Collection entries
+++

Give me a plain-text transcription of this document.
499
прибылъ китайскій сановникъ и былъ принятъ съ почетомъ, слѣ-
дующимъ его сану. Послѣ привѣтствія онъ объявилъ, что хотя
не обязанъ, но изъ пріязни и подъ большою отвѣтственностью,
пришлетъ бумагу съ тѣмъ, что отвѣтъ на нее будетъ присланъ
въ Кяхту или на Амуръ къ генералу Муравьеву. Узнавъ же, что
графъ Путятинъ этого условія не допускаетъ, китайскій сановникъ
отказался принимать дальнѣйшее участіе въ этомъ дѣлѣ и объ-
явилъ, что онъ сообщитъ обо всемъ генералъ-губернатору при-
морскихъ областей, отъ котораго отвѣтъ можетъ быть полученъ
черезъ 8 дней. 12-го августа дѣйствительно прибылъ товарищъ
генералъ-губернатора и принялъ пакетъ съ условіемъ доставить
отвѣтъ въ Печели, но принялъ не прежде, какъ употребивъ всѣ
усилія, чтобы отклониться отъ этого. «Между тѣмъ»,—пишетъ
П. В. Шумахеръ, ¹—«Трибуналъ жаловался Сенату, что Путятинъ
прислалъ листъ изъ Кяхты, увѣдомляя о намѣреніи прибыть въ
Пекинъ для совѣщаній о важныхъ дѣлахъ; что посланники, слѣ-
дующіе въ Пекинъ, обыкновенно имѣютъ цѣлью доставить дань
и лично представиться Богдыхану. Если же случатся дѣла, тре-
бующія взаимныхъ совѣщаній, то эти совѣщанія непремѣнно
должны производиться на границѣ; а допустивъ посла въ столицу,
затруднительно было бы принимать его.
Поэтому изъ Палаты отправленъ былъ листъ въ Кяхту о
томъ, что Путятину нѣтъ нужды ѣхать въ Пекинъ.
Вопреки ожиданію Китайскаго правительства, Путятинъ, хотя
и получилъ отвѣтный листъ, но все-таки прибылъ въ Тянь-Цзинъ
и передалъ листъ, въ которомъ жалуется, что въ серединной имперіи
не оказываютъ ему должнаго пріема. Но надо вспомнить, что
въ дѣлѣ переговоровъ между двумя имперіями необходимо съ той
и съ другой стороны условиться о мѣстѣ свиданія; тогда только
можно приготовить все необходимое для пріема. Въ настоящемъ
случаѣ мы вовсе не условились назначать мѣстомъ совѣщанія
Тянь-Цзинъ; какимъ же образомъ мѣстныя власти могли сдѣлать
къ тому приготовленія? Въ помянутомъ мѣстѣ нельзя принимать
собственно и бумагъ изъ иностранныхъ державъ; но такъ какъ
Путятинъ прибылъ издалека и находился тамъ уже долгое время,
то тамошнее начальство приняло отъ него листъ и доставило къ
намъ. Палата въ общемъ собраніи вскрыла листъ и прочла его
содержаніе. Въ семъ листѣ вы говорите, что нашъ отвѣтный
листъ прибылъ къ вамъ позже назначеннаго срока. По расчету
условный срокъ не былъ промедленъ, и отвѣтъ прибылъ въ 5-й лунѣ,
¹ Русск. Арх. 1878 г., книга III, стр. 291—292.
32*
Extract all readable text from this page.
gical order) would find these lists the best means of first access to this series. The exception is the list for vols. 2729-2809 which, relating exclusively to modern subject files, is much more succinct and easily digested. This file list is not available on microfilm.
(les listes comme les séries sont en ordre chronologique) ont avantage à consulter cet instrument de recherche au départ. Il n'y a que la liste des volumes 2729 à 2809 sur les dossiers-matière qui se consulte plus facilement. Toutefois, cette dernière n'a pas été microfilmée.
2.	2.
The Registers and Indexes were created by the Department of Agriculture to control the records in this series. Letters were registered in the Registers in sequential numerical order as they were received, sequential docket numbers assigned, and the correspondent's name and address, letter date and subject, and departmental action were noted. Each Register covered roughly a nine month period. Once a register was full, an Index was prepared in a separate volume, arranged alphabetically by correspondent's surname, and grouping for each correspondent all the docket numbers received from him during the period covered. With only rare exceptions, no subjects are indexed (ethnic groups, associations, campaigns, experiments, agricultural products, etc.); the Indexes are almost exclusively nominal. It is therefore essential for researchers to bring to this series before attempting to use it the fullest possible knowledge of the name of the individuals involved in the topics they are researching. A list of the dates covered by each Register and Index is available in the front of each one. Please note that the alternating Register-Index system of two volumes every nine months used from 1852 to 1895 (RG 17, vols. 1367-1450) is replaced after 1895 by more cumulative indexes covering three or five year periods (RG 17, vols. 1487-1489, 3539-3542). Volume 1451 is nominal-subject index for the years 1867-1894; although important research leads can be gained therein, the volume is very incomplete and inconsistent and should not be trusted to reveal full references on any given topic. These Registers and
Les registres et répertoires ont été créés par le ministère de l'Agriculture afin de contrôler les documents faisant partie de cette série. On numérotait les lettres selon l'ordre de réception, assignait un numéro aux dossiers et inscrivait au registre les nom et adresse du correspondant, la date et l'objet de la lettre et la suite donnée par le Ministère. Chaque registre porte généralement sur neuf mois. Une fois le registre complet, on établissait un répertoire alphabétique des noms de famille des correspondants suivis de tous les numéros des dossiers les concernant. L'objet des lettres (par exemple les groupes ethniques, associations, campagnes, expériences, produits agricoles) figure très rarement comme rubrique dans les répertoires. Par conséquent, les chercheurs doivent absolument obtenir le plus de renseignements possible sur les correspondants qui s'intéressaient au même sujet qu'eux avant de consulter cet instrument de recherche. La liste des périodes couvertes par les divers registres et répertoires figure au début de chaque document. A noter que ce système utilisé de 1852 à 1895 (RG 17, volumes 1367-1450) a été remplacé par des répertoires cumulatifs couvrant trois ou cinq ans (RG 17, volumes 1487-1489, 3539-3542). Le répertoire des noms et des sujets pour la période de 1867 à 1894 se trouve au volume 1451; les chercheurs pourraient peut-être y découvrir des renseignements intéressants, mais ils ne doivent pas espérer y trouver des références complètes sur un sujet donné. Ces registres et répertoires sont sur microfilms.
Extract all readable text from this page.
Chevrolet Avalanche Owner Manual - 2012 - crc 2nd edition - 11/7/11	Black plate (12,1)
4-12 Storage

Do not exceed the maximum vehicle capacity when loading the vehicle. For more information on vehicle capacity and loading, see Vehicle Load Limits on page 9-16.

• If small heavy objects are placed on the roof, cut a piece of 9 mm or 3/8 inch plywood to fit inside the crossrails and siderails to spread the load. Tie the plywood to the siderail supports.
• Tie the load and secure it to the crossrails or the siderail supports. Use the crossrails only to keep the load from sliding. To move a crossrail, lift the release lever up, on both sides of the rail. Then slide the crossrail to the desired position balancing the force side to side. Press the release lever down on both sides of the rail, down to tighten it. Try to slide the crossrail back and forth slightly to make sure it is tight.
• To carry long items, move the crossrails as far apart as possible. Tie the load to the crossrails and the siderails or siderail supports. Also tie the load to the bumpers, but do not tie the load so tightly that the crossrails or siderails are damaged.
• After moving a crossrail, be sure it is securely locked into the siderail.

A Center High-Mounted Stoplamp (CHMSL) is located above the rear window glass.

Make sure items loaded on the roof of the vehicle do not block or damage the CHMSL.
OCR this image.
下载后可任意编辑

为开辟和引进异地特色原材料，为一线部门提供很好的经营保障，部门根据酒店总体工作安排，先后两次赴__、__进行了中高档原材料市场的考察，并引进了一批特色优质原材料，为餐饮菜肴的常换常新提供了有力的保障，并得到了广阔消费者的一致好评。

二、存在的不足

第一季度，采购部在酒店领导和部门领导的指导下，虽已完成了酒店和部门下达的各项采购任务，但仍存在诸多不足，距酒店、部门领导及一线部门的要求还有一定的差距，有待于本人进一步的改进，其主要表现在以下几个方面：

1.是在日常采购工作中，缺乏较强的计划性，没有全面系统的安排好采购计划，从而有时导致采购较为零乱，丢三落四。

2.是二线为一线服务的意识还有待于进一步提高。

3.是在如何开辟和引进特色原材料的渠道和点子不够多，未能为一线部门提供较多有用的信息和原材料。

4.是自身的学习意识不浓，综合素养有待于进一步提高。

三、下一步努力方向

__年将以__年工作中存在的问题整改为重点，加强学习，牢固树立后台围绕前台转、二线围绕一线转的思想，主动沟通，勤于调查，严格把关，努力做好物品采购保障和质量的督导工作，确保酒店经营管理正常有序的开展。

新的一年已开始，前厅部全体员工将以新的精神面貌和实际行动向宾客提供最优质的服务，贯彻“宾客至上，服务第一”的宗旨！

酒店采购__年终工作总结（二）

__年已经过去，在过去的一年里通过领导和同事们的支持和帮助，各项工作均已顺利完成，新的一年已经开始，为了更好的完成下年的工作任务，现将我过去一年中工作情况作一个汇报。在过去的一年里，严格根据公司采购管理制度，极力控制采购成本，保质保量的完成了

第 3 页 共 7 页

+++

Exercise goal:
Extract lines where the string "доставить" occurs.

Reply to the task:
генералъ-губернатора и принялъ пакетъ съ условіемъ доставить
дующіе въ Пекинъ, обыкновенно имѣютъ цѣлью доставить дань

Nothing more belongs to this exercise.